> Data shown

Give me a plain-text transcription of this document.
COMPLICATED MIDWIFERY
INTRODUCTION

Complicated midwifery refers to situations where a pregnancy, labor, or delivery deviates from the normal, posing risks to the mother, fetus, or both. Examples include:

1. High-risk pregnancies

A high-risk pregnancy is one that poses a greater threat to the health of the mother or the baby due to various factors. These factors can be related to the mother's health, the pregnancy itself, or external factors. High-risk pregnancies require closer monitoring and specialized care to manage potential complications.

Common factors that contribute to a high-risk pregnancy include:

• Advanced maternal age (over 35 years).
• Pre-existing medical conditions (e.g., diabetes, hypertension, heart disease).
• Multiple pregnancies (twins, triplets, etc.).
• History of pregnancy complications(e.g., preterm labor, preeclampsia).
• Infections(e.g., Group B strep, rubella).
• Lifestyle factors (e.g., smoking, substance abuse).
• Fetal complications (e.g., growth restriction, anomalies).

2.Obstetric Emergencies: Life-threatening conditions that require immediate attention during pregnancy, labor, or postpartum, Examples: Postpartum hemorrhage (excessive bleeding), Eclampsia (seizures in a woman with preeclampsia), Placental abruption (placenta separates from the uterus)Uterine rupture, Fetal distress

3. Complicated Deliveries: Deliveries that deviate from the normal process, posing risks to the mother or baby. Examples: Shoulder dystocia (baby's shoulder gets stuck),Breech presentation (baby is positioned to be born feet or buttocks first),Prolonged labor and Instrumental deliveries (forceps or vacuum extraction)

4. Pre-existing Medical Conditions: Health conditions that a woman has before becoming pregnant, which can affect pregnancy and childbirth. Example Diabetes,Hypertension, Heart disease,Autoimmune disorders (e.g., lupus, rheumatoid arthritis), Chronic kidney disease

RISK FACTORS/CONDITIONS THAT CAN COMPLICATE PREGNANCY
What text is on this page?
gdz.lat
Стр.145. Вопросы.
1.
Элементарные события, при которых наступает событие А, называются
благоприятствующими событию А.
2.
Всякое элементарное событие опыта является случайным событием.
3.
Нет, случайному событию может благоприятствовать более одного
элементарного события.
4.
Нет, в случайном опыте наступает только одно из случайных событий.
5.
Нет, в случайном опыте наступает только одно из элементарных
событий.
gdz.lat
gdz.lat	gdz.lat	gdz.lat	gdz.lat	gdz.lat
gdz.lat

> Written instruction
Go through the records. Copy each line where "normal" appears.

> Solution to this exercise
Complicated midwifery refers to situations where a pregnancy, labor, or delivery deviates from the normal, posing risks to the mother, fetus, or both. Examples include:
3. Complicated Deliveries: Deliveries that deviate from the normal process, posing risks to the mother or baby. Examples: Shoulder dystocia (baby's shoulder gets stuck),Breech presentation (baby is positioned to be born feet or buttocks first),Prolonged labor and Instrumental deliveries (forceps or vacuum extraction)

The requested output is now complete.